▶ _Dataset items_
──────
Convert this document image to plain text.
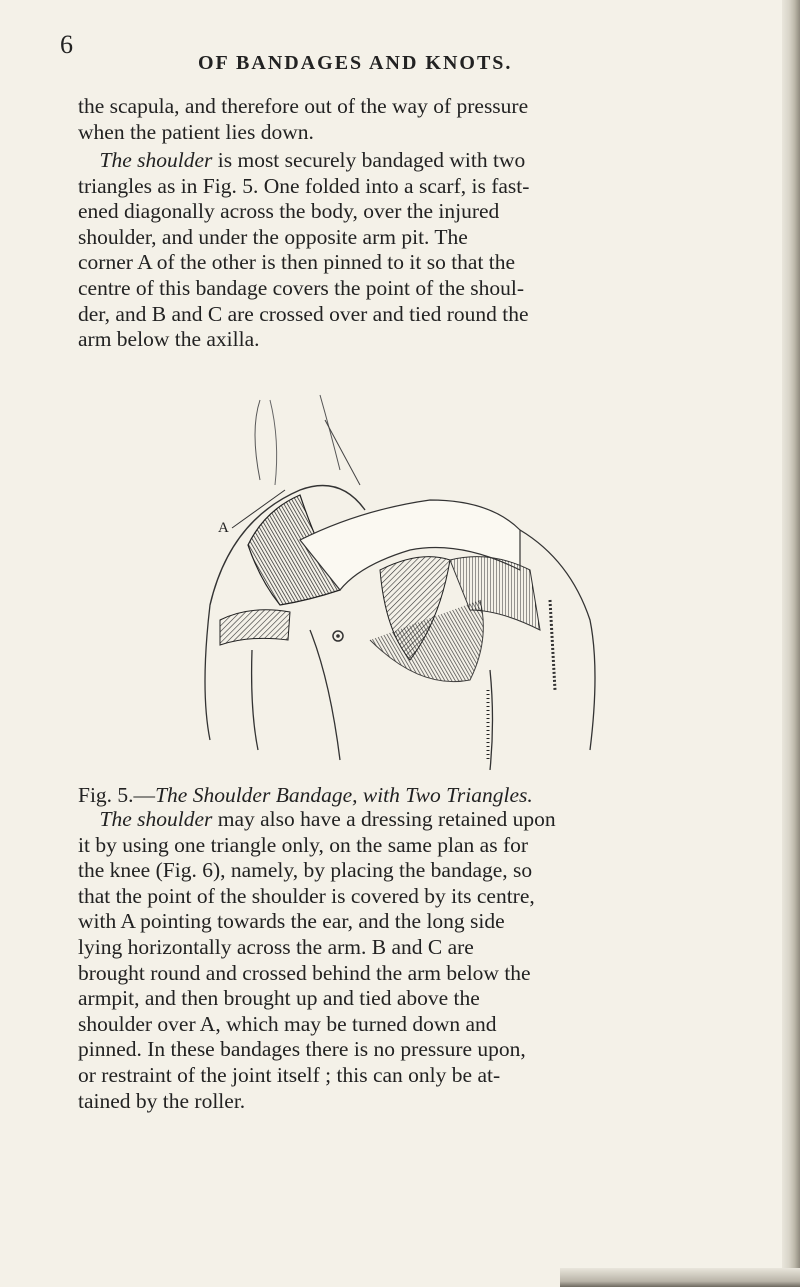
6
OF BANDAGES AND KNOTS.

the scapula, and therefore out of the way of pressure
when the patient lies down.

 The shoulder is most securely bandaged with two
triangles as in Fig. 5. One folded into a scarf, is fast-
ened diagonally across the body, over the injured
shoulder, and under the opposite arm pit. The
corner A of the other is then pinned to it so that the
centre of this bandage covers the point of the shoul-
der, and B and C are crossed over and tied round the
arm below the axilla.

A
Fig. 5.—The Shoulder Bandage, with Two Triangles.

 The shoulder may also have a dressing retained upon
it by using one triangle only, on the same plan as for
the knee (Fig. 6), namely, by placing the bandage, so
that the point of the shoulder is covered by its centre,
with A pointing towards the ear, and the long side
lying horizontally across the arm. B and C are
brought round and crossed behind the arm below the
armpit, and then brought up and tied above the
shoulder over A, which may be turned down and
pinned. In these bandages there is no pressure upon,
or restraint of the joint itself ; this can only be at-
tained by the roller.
──────
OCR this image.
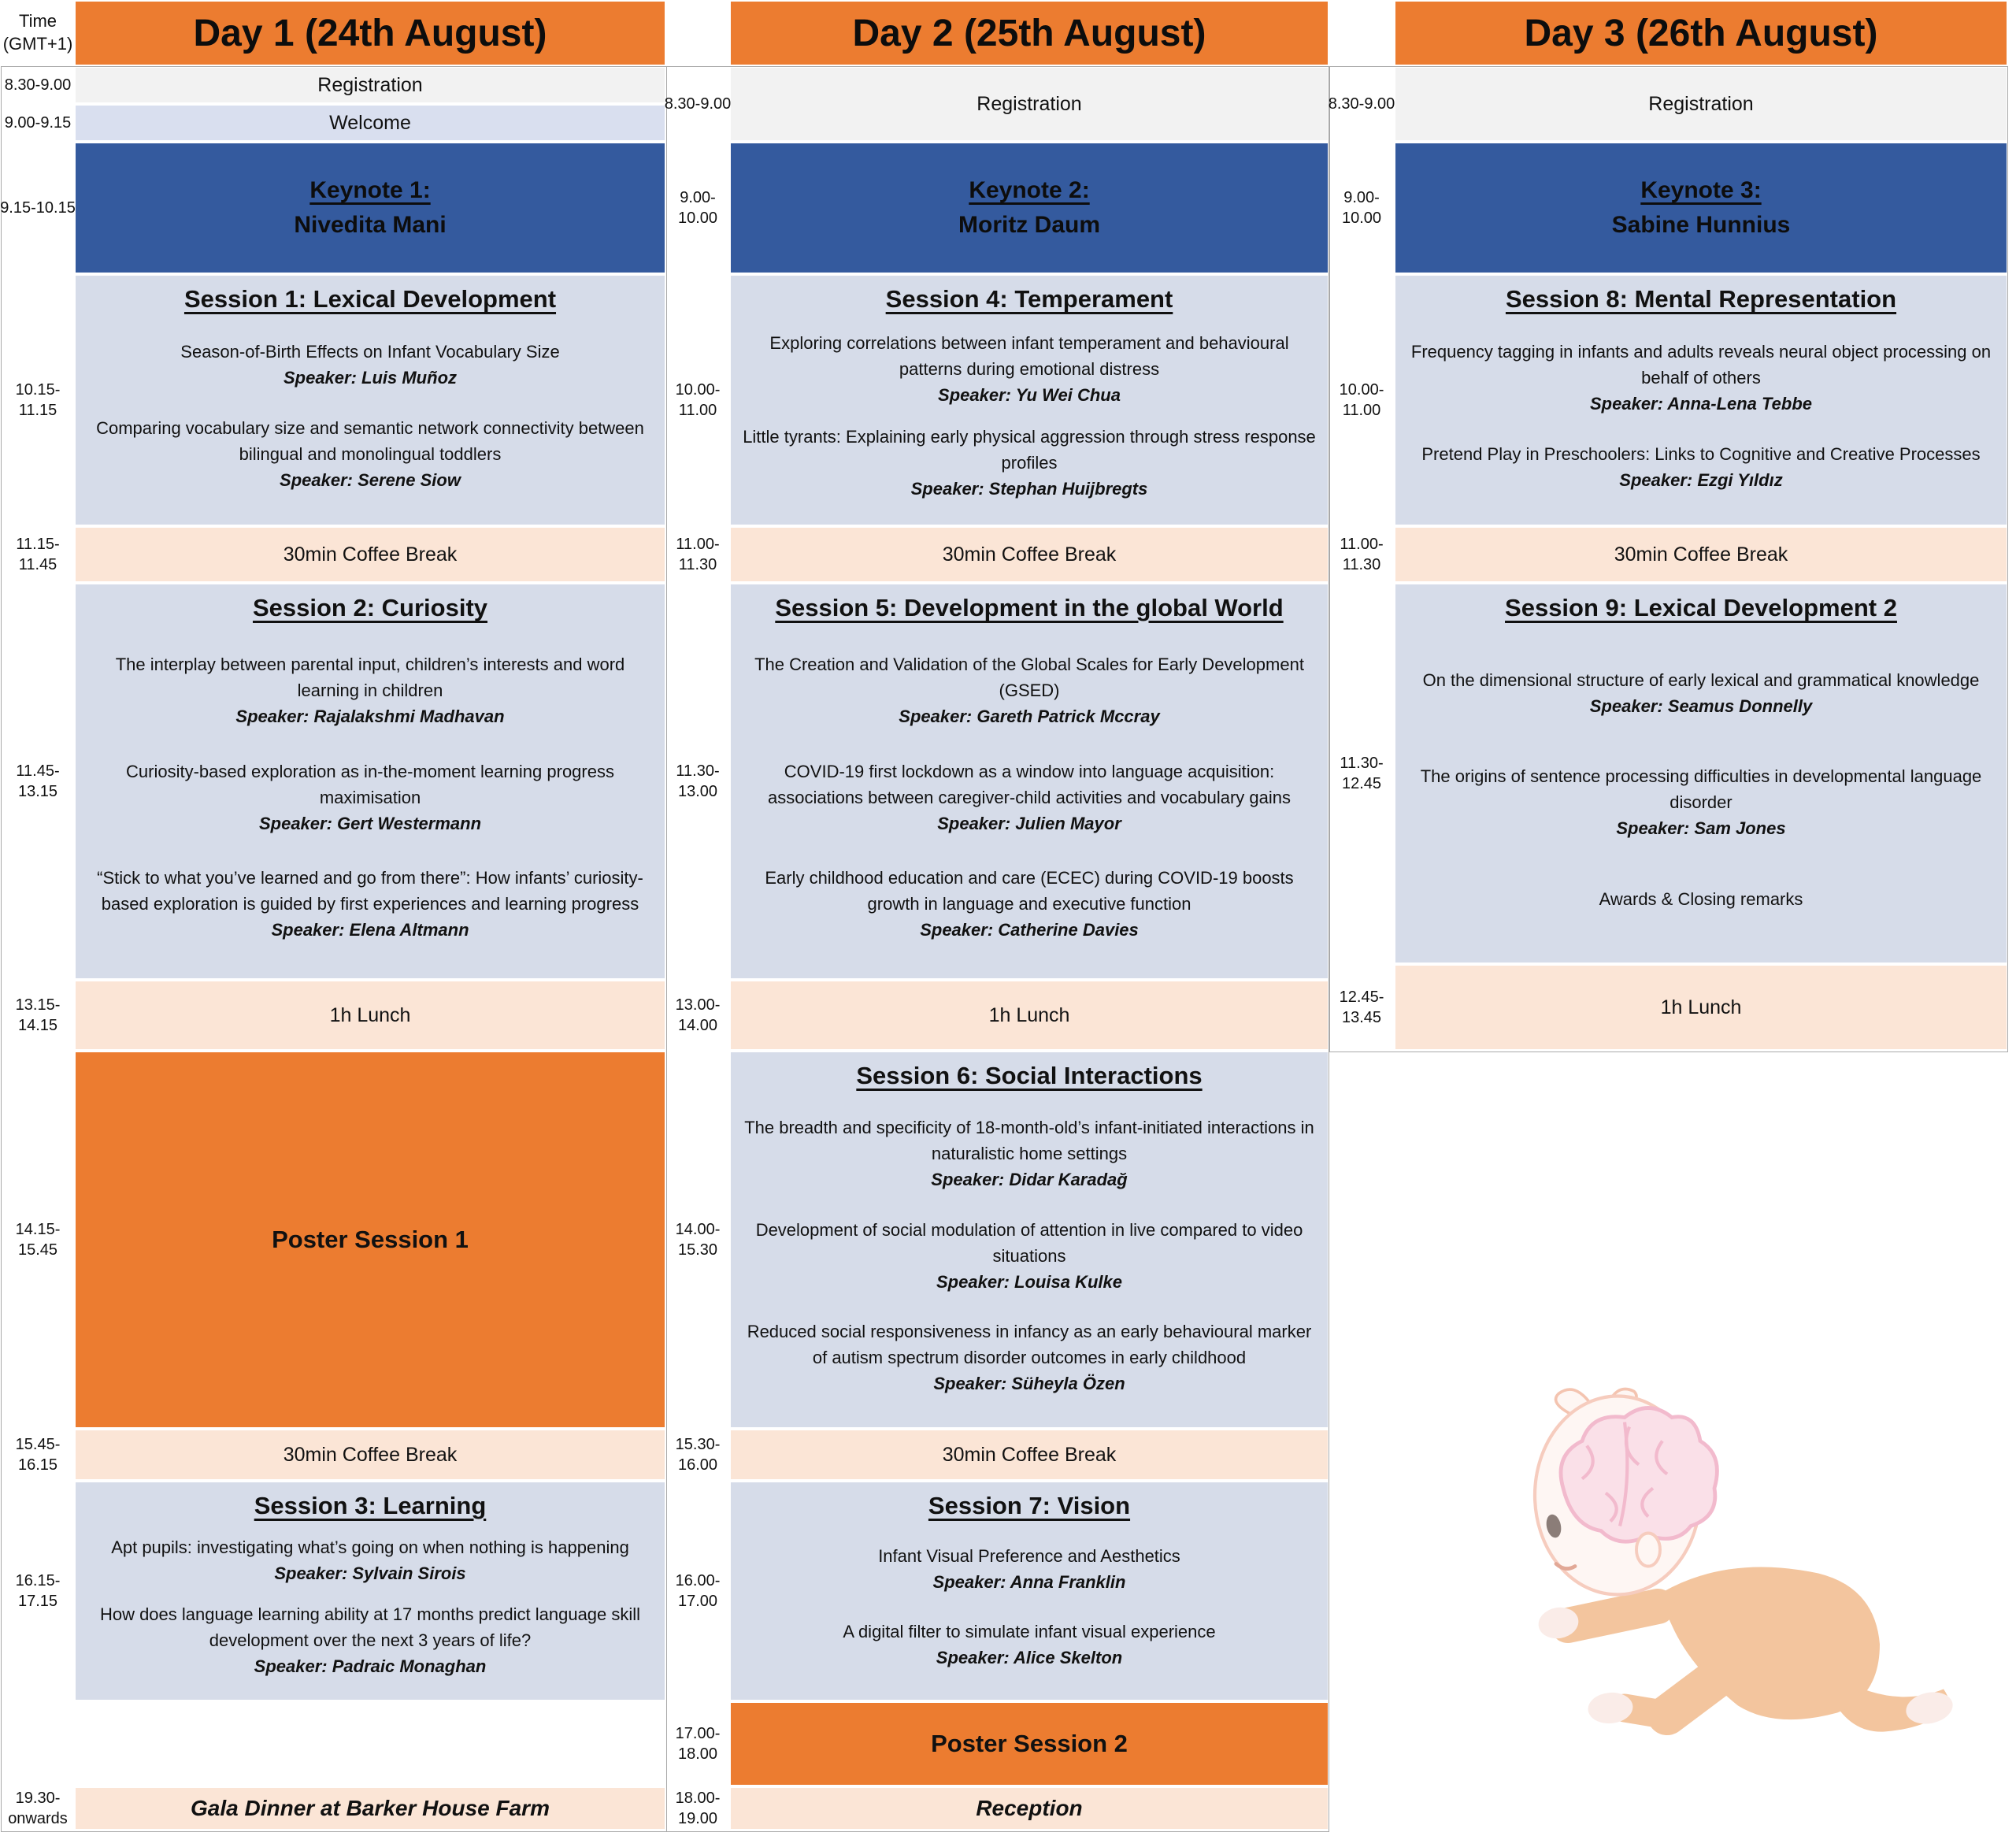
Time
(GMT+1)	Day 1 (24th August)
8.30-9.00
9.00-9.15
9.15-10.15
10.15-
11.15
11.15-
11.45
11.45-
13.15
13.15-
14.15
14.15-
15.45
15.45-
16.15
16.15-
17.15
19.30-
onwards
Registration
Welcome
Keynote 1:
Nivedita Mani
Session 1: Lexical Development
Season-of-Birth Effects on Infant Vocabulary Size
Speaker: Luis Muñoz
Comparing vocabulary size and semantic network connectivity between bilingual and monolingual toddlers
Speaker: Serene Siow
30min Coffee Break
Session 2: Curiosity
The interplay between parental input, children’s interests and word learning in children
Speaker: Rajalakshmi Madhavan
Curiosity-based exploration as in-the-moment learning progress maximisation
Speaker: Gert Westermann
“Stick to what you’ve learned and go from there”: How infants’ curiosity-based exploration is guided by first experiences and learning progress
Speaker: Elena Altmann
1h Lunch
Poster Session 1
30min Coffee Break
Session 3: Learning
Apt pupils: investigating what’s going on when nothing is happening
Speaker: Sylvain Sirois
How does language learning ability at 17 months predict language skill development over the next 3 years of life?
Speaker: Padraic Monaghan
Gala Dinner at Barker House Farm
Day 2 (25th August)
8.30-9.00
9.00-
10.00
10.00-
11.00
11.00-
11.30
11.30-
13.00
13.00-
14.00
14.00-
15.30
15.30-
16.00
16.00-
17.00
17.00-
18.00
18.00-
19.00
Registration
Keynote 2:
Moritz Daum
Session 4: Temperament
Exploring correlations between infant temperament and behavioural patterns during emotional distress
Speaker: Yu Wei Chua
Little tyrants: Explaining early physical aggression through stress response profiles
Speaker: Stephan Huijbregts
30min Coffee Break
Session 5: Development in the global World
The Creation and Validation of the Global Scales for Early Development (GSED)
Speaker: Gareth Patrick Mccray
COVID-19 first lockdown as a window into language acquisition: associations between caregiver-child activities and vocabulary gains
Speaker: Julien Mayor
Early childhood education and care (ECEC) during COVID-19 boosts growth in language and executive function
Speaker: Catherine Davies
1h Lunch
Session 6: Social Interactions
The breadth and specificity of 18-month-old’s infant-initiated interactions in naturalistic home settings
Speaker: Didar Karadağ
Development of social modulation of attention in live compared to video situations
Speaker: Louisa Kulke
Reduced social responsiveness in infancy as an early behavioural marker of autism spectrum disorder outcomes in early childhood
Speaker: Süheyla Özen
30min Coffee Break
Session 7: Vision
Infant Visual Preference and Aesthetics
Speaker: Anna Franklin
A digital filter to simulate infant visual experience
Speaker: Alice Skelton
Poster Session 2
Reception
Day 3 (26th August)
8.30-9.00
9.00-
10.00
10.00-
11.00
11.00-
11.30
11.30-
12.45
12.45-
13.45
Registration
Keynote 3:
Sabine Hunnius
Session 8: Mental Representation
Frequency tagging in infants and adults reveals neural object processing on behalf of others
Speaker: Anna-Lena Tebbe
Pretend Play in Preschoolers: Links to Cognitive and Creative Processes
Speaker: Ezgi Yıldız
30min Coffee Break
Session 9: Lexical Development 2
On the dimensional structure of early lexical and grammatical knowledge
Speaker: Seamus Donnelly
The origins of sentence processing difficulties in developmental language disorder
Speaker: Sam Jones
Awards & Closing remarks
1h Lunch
──────
▶ _Task directions_
Wherever the word "progress" occurs in a line of the listing, copy that line.

▶ _Reply to the exercise_
Curiosity-based exploration as in-the-moment learning progress maximisation
“Stick to what you’ve learned and go from there”: How infants’ curiosity-based exploration is guided by first experiences and learning progress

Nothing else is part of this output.